- [WHAT TO DO]
Drop the images; return everything else in the listing below exactly.

=== ENTRIES SUPPLIED ===

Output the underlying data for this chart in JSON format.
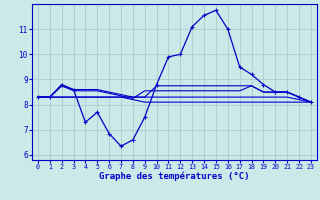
{
  "xlabel": "Graphe des températures (°C)",
  "background_color": "#cce8e8",
  "grid_color": "#aacccc",
  "line_color": "#0000cc",
  "xlim": [
    -0.5,
    23.5
  ],
  "ylim": [
    5.8,
    12.0
  ],
  "yticks": [
    6,
    7,
    8,
    9,
    10,
    11
  ],
  "xticks": [
    0,
    1,
    2,
    3,
    4,
    5,
    6,
    7,
    8,
    9,
    10,
    11,
    12,
    13,
    14,
    15,
    16,
    17,
    18,
    19,
    20,
    21,
    22,
    23
  ],
  "line1_x": [
    0,
    1,
    2,
    3,
    4,
    5,
    6,
    7,
    8,
    9,
    10,
    11,
    12,
    13,
    14,
    15,
    16,
    17,
    18,
    19,
    20,
    21,
    22,
    23
  ],
  "line1_y": [
    8.3,
    8.3,
    8.8,
    8.6,
    7.3,
    7.7,
    6.85,
    6.35,
    6.6,
    7.5,
    8.8,
    9.9,
    10.0,
    11.1,
    11.55,
    11.75,
    11.0,
    9.5,
    9.2,
    8.8,
    8.5,
    8.5,
    8.3,
    8.1
  ],
  "line2_x": [
    0,
    1,
    2,
    3,
    4,
    5,
    6,
    7,
    8,
    9,
    10,
    11,
    12,
    13,
    14,
    15,
    16,
    17,
    18,
    19,
    20,
    21,
    22,
    23
  ],
  "line2_y": [
    8.3,
    8.3,
    8.75,
    8.6,
    8.6,
    8.6,
    8.5,
    8.4,
    8.3,
    8.3,
    8.75,
    8.75,
    8.75,
    8.75,
    8.75,
    8.75,
    8.75,
    8.75,
    8.75,
    8.5,
    8.5,
    8.5,
    8.3,
    8.1
  ],
  "line3_x": [
    0,
    1,
    2,
    3,
    4,
    5,
    6,
    7,
    8,
    9,
    10,
    11,
    12,
    13,
    14,
    15,
    16,
    17,
    18,
    19,
    20,
    21,
    22,
    23
  ],
  "line3_y": [
    8.3,
    8.3,
    8.3,
    8.3,
    8.3,
    8.3,
    8.3,
    8.3,
    8.3,
    8.3,
    8.3,
    8.3,
    8.3,
    8.3,
    8.3,
    8.3,
    8.3,
    8.3,
    8.3,
    8.3,
    8.3,
    8.3,
    8.2,
    8.1
  ],
  "line4_x": [
    0,
    1,
    2,
    3,
    4,
    5,
    6,
    7,
    8,
    9,
    10,
    11,
    12,
    13,
    14,
    15,
    16,
    17,
    18,
    19,
    20,
    21,
    22,
    23
  ],
  "line4_y": [
    8.3,
    8.3,
    8.3,
    8.3,
    8.3,
    8.3,
    8.3,
    8.3,
    8.2,
    8.1,
    8.1,
    8.1,
    8.1,
    8.1,
    8.1,
    8.1,
    8.1,
    8.1,
    8.1,
    8.1,
    8.1,
    8.1,
    8.1,
    8.1
  ],
  "line5_x": [
    0,
    1,
    2,
    3,
    4,
    5,
    6,
    7,
    8,
    9,
    10,
    11,
    12,
    13,
    14,
    15,
    16,
    17,
    18,
    19,
    20,
    21,
    22,
    23
  ],
  "line5_y": [
    8.3,
    8.3,
    8.75,
    8.55,
    8.55,
    8.55,
    8.45,
    8.35,
    8.25,
    8.55,
    8.55,
    8.55,
    8.55,
    8.55,
    8.55,
    8.55,
    8.55,
    8.55,
    8.75,
    8.5,
    8.5,
    8.5,
    8.3,
    8.1
  ]
}
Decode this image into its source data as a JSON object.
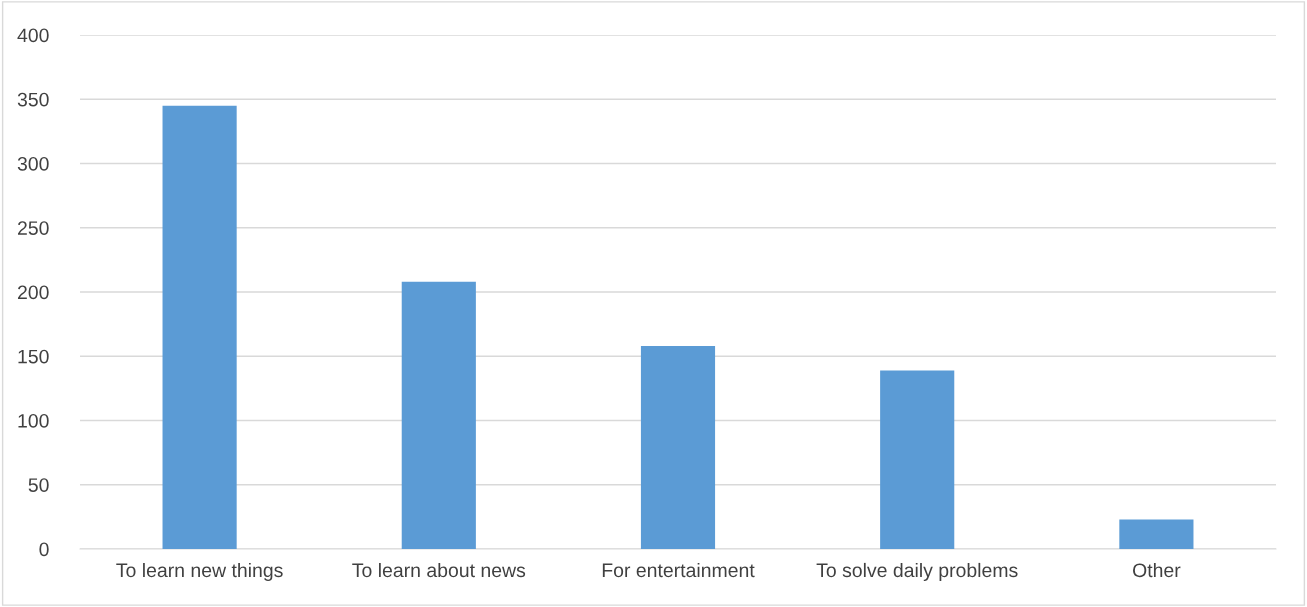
{
  "chart_data": {
    "type": "bar",
    "categories": [
      "To learn new things",
      "To learn about news",
      "For entertainment",
      "To solve daily problems",
      "Other"
    ],
    "values": [
      345,
      208,
      158,
      139,
      23
    ],
    "color": "#5b9bd5",
    "ylim": [
      0,
      400
    ],
    "yticks": [
      0,
      50,
      100,
      150,
      200,
      250,
      300,
      350,
      400
    ],
    "grid": "y"
  }
}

===

- [REPLY]
Output the underlying data for this chart in JSON format.
{
  "xlabel": "Graphe des températures (°C)",
  "background_color": "#cce8e8",
  "grid_color": "#aacccc",
  "line_color": "#0000cc",
  "xlim": [
    -0.5,
    23.5
  ],
  "ylim": [
    5.8,
    12.0
  ],
  "yticks": [
    6,
    7,
    8,
    9,
    10,
    11
  ],
  "xticks": [
    0,
    1,
    2,
    3,
    4,
    5,
    6,
    7,
    8,
    9,
    10,
    11,
    12,
    13,
    14,
    15,
    16,
    17,
    18,
    19,
    20,
    21,
    22,
    23
  ],
  "line1_x": [
    0,
    1,
    2,
    3,
    4,
    5,
    6,
    7,
    8,
    9,
    10,
    11,
    12,
    13,
    14,
    15,
    16,
    17,
    18,
    19,
    20,
    21,
    22,
    23
  ],
  "line1_y": [
    8.3,
    8.3,
    8.8,
    8.6,
    7.3,
    7.7,
    6.85,
    6.35,
    6.6,
    7.5,
    8.8,
    9.9,
    10.0,
    11.1,
    11.55,
    11.75,
    11.0,
    9.5,
    9.2,
    8.8,
    8.5,
    8.5,
    8.3,
    8.1
  ],
  "line2_x": [
    0,
    1,
    2,
    3,
    4,
    5,
    6,
    7,
    8,
    9,
    10,
    11,
    12,
    13,
    14,
    15,
    16,
    17,
    18,
    19,
    20,
    21,
    22,
    23
  ],
  "line2_y": [
    8.3,
    8.3,
    8.75,
    8.6,
    8.6,
    8.6,
    8.5,
    8.4,
    8.3,
    8.3,
    8.75,
    8.75,
    8.75,
    8.75,
    8.75,
    8.75,
    8.75,
    8.75,
    8.75,
    8.5,
    8.5,
    8.5,
    8.3,
    8.1
  ],
  "line3_x": [
    0,
    1,
    2,
    3,
    4,
    5,
    6,
    7,
    8,
    9,
    10,
    11,
    12,
    13,
    14,
    15,
    16,
    17,
    18,
    19,
    20,
    21,
    22,
    23
  ],
  "line3_y": [
    8.3,
    8.3,
    8.3,
    8.3,
    8.3,
    8.3,
    8.3,
    8.3,
    8.3,
    8.3,
    8.3,
    8.3,
    8.3,
    8.3,
    8.3,
    8.3,
    8.3,
    8.3,
    8.3,
    8.3,
    8.3,
    8.3,
    8.2,
    8.1
  ],
  "line4_x": [
    0,
    1,
    2,
    3,
    4,
    5,
    6,
    7,
    8,
    9,
    10,
    11,
    12,
    13,
    14,
    15,
    16,
    17,
    18,
    19,
    20,
    21,
    22,
    23
  ],
  "line4_y": [
    8.3,
    8.3,
    8.3,
    8.3,
    8.3,
    8.3,
    8.3,
    8.3,
    8.2,
    8.1,
    8.1,
    8.1,
    8.1,
    8.1,
    8.1,
    8.1,
    8.1,
    8.1,
    8.1,
    8.1,
    8.1,
    8.1,
    8.1,
    8.1
  ],
  "line5_x": [
    0,
    1,
    2,
    3,
    4,
    5,
    6,
    7,
    8,
    9,
    10,
    11,
    12,
    13,
    14,
    15,
    16,
    17,
    18,
    19,
    20,
    21,
    22,
    23
  ],
  "line5_y": [
    8.3,
    8.3,
    8.75,
    8.55,
    8.55,
    8.55,
    8.45,
    8.35,
    8.25,
    8.55,
    8.55,
    8.55,
    8.55,
    8.55,
    8.55,
    8.55,
    8.55,
    8.55,
    8.75,
    8.5,
    8.5,
    8.5,
    8.3,
    8.1
  ]
}
Decode this image into its source data as a JSON object.
{
  "chart_data": {
    "type": "bar",
    "categories": [
      "To learn new things",
      "To learn about news",
      "For entertainment",
      "To solve daily problems",
      "Other"
    ],
    "values": [
      345,
      208,
      158,
      139,
      23
    ],
    "color": "#5b9bd5",
    "ylim": [
      0,
      400
    ],
    "yticks": [
      0,
      50,
      100,
      150,
      200,
      250,
      300,
      350,
      400
    ],
    "grid": "y"
  }
}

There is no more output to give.